== Work to complete ==
Below are some entries. Work out how many of their lines hold the word "электронной", and write that number alone.

== Data supplied ==
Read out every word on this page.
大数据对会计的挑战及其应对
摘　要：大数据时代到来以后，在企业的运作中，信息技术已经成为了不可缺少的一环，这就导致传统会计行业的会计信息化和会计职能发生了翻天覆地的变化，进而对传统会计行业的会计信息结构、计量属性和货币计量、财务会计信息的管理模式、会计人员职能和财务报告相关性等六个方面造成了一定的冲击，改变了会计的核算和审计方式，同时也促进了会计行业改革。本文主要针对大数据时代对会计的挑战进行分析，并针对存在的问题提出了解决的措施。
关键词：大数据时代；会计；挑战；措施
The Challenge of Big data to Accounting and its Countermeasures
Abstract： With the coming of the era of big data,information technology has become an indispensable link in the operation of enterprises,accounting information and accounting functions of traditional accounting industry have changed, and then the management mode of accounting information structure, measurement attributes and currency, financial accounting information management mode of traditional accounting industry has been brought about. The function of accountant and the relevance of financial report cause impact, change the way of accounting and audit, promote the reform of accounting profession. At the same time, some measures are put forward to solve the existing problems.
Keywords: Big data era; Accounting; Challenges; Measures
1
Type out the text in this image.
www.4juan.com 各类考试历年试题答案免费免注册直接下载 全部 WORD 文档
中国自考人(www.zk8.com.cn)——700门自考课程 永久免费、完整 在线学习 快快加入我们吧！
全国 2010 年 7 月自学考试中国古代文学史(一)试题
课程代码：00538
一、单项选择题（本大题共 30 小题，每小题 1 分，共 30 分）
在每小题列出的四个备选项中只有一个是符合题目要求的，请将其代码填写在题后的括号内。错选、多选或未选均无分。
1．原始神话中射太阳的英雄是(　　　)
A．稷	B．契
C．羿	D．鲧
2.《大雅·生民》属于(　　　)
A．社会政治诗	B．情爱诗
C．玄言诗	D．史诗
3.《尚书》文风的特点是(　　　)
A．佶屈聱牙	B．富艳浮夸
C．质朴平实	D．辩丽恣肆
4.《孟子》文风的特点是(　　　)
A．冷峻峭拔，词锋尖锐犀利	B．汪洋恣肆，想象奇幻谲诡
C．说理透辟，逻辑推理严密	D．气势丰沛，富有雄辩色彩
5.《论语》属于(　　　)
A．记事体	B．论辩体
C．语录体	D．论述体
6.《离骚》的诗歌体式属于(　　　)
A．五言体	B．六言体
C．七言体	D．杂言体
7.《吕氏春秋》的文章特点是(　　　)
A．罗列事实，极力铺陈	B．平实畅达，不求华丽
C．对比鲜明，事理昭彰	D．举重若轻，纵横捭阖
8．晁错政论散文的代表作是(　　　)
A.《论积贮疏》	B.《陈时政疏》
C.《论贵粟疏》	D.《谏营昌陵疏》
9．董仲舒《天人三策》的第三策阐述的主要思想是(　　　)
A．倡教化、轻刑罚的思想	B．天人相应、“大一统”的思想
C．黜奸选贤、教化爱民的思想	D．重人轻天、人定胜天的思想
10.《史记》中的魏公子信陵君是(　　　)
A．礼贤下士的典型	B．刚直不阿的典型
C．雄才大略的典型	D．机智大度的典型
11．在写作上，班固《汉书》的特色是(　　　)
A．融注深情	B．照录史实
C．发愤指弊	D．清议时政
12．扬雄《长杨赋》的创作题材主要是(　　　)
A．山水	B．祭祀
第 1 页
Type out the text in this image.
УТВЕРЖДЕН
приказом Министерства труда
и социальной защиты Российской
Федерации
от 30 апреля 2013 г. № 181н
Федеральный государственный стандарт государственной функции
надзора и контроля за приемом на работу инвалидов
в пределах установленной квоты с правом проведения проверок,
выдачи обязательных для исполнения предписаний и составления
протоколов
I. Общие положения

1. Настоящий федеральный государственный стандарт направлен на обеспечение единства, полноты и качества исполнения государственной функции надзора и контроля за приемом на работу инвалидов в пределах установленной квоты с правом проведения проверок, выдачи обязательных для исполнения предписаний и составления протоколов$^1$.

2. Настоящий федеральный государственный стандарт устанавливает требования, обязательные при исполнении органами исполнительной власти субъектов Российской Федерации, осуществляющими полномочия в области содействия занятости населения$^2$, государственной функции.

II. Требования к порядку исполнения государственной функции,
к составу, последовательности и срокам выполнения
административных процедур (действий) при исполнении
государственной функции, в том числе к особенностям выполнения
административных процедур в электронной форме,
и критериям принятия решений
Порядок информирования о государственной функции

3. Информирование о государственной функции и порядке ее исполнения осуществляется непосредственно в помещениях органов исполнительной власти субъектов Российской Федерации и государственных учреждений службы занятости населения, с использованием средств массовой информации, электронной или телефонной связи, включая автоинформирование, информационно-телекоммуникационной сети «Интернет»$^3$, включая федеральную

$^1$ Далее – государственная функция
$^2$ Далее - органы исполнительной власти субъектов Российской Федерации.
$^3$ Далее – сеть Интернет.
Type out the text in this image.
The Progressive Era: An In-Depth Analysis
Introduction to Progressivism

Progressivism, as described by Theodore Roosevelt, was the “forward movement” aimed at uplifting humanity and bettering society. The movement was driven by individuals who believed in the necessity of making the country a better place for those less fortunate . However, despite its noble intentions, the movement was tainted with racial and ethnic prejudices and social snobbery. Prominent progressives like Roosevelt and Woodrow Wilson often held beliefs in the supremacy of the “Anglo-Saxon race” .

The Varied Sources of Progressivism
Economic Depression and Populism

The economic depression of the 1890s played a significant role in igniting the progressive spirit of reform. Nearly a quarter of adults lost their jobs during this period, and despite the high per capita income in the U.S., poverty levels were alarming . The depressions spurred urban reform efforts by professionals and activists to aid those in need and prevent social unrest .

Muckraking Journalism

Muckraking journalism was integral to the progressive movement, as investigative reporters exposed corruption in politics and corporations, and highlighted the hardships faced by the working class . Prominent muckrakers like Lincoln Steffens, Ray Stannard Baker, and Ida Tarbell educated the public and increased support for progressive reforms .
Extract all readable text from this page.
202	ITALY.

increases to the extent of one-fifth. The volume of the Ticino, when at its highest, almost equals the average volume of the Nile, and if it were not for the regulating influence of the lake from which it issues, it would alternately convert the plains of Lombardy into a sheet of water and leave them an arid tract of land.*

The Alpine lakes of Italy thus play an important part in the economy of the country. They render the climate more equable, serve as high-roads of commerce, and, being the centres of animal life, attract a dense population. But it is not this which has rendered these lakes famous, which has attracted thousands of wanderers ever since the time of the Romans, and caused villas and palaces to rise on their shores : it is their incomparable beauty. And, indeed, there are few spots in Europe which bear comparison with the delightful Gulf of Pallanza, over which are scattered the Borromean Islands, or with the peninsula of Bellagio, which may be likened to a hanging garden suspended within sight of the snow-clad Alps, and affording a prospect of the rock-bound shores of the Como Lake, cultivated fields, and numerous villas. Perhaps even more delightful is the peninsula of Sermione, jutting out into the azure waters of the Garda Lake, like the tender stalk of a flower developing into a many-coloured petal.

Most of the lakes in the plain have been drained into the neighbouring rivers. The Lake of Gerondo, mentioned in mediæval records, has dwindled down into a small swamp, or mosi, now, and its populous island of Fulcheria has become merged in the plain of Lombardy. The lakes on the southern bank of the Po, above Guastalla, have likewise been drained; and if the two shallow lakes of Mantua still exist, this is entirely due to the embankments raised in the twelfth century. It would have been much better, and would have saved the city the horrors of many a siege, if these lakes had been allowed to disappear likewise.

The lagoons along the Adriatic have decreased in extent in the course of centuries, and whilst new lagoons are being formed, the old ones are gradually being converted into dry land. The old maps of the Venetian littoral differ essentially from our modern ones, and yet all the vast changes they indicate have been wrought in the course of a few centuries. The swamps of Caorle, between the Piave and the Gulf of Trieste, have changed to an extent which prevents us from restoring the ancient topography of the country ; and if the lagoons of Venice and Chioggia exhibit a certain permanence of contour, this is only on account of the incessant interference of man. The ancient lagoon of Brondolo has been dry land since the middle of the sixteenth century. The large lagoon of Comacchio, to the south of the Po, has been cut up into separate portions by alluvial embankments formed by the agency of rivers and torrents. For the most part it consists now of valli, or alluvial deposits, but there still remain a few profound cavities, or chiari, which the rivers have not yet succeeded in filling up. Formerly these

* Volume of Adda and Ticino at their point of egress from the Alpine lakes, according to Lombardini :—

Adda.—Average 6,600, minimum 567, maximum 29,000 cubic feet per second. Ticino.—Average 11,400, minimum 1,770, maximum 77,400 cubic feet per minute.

== Problem solution ==
2